**Short exercise:** Filter the records below and copy every line containing the word "hager".

Collection entries:
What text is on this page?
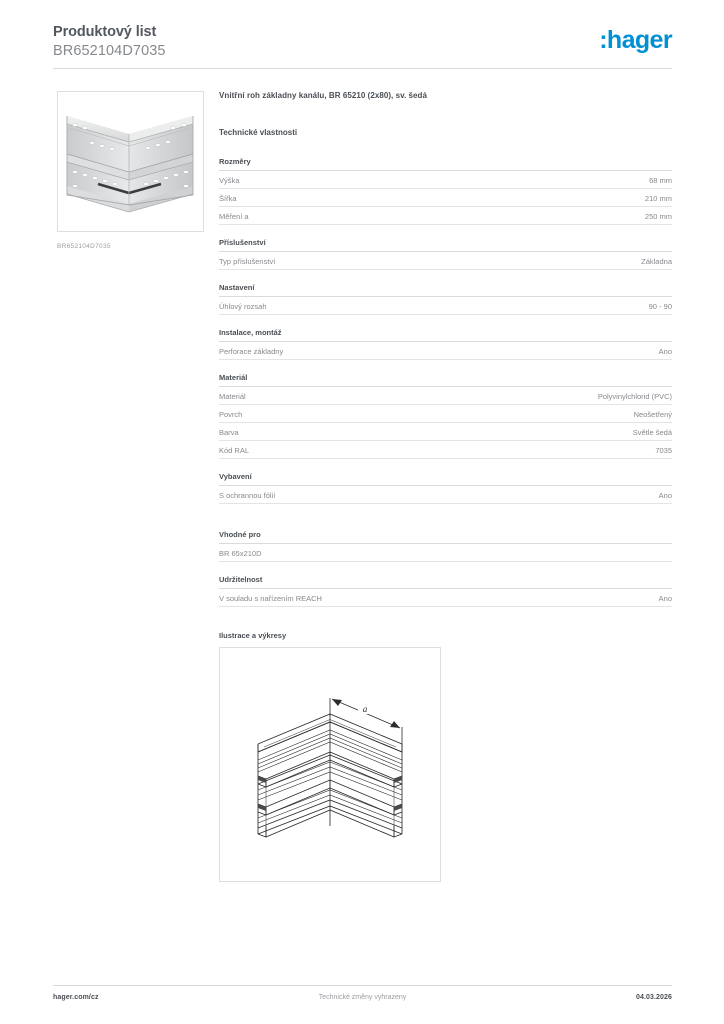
Produktový list
BR652104D7035	:hager
BR652104D7035
Vnitřní roh základny kanálu, BR 65210 (2x80), sv. šedá
Technické vlastnosti
Rozměry
Výška	68 mm
Šířka	210 mm
Měření a	250 mm
Příslušenství
Typ příslušenství	Základna
Nastavení
Úhlový rozsah	90 - 90
Instalace, montáž
Perforace základny	Ano
Materiál
Materiál	Polyvinylchlorid (PVC)
Povrch	Neošetřený
Barva	Světle šedá
Kód RAL	7035
Vybavení
S ochrannou fólií	Ano
Vhodné pro
BR 65x210D
Udržitelnost
V souladu s nařízením REACH	Ano
Ilustrace a výkresy
a
hager.com/cz	Technické změny vyhrazeny	04.03.2026
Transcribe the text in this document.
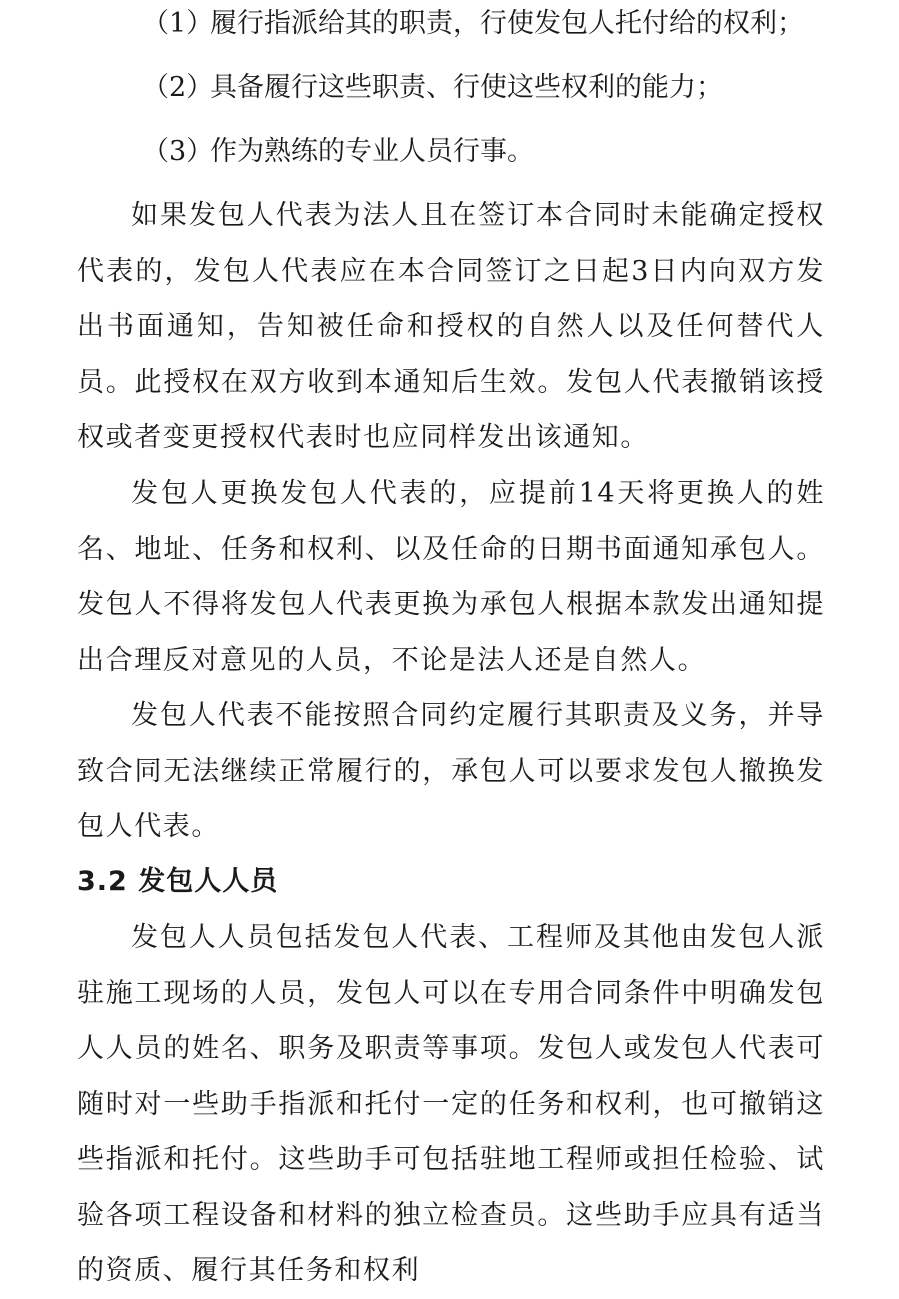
（1）履行指派给其的职责，行使发包人托付给的权利；
（2）具备履行这些职责、行使这些权利的能力；
（3）作为熟练的专业人员行事。

如果发包人代表为法人且在签订本合同时未能确定授权代表的，发包人代表应在本合同签订之日起3日内向双方发出书面通知，告知被任命和授权的自然人以及任何替代人员。此授权在双方收到本通知后生效。发包人代表撤销该授权或者变更授权代表时也应同样发出该通知。

发包人更换发包人代表的，应提前14天将更换人的姓名、地址、任务和权利、以及任命的日期书面通知承包人。发包人不得将发包人代表更换为承包人根据本款发出通知提出合理反对意见的人员，不论是法人还是自然人。

发包人代表不能按照合同约定履行其职责及义务，并导致合同无法继续正常履行的，承包人可以要求发包人撤换发包人代表。

3.2 发包人人员

发包人人员包括发包人代表、工程师及其他由发包人派驻施工现场的人员，发包人可以在专用合同条件中明确发包人人员的姓名、职务及职责等事项。发包人或发包人代表可随时对一些助手指派和托付一定的任务和权利，也可撤销这些指派和托付。这些助手可包括驻地工程师或担任检验、试验各项工程设备和材料的独立检查员。这些助手应具有适当的资质、履行其任务和权利
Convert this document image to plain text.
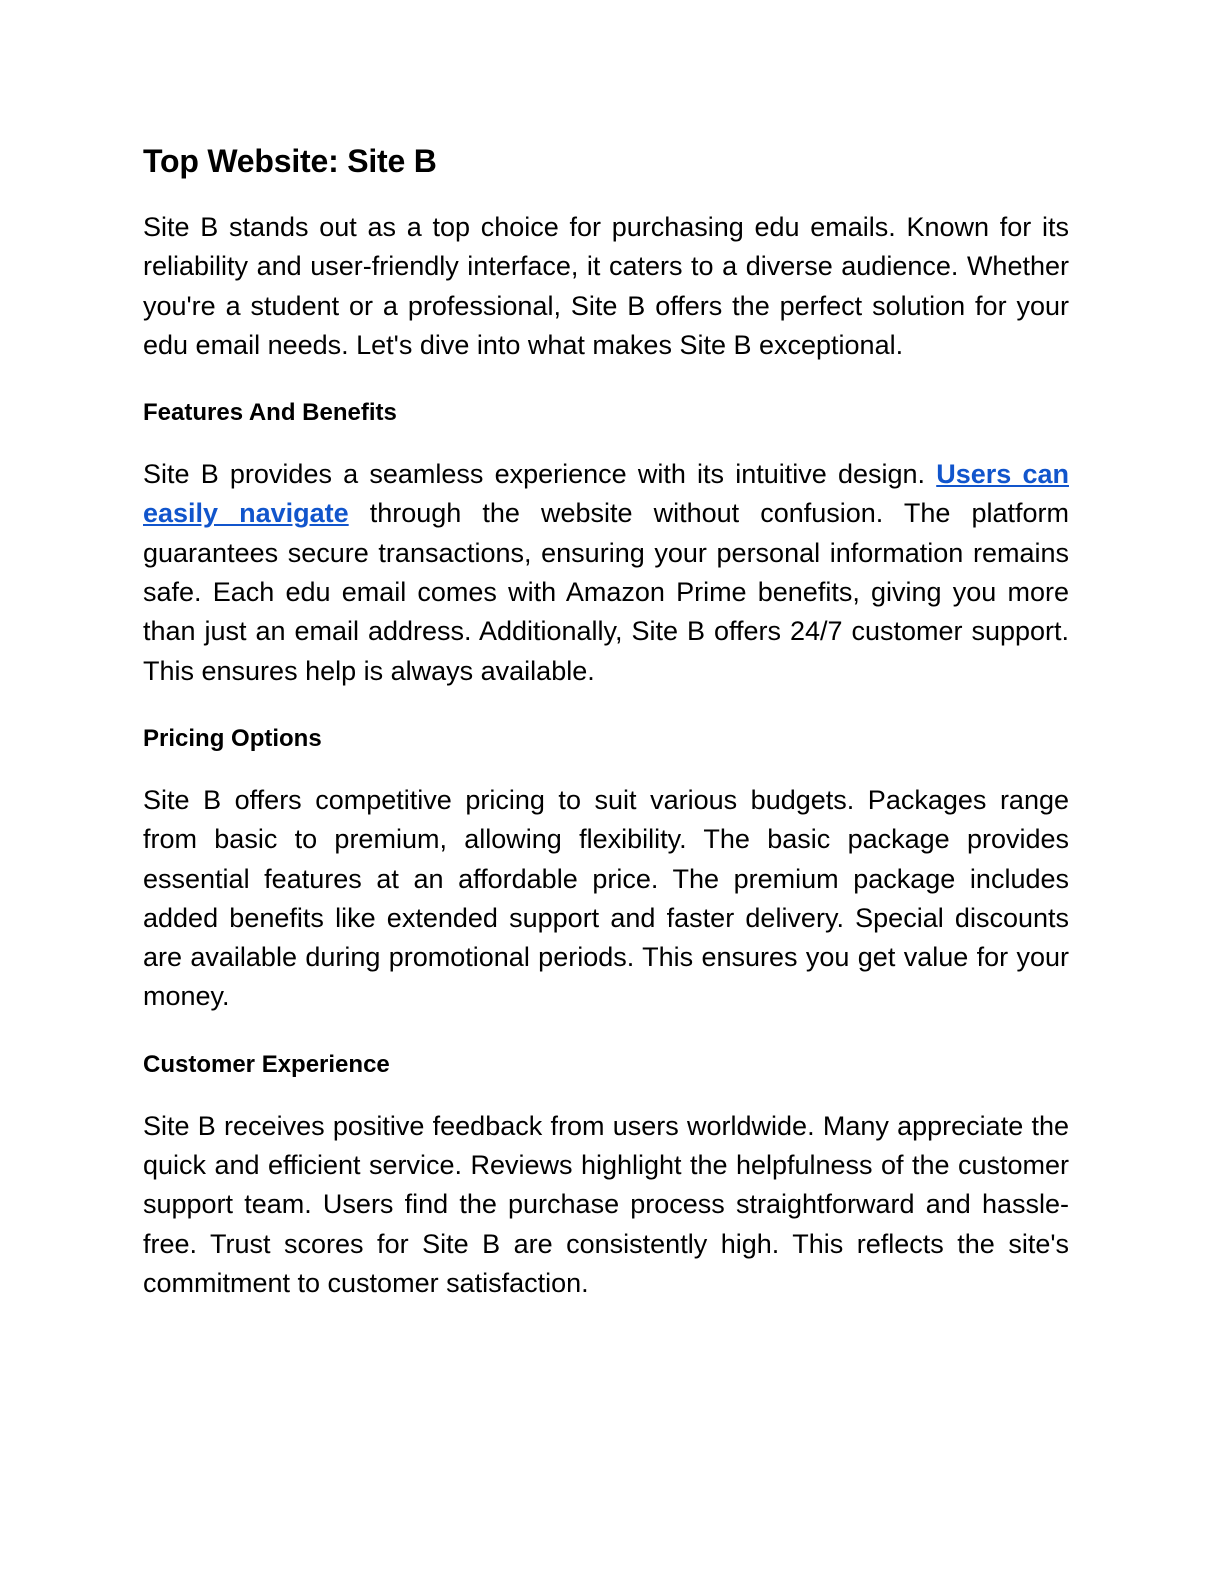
Top Website: Site B

Site B stands out as a top choice for purchasing edu emails. Known for its reliability and user-friendly interface, it caters to a diverse audience. Whether you're a student or a professional, Site B offers the perfect solution for your edu email needs. Let's dive into what makes Site B exceptional.

Features And Benefits

Site B provides a seamless experience with its intuitive design. Users can easily navigate through the website without confusion. The platform guarantees secure transactions, ensuring your personal information remains safe. Each edu email comes with Amazon Prime benefits, giving you more than just an email address. Additionally, Site B offers 24/7 customer support. This ensures help is always available.

Pricing Options

Site B offers competitive pricing to suit various budgets. Packages range from basic to premium, allowing flexibility. The basic package provides essential features at an affordable price. The premium package includes added benefits like extended support and faster delivery. Special discounts are available during promotional periods. This ensures you get value for your money.

Customer Experience

Site B receives positive feedback from users worldwide. Many appreciate the quick and efficient service. Reviews highlight the helpfulness of the customer support team. Users find the purchase process straightforward and hassle-free. Trust scores for Site B are consistently high. This reflects the site's commitment to customer satisfaction.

**Answer:**
BR652104D7035	:hager
hager.com/cz	Technické změny vyhrazeny	04.03.2026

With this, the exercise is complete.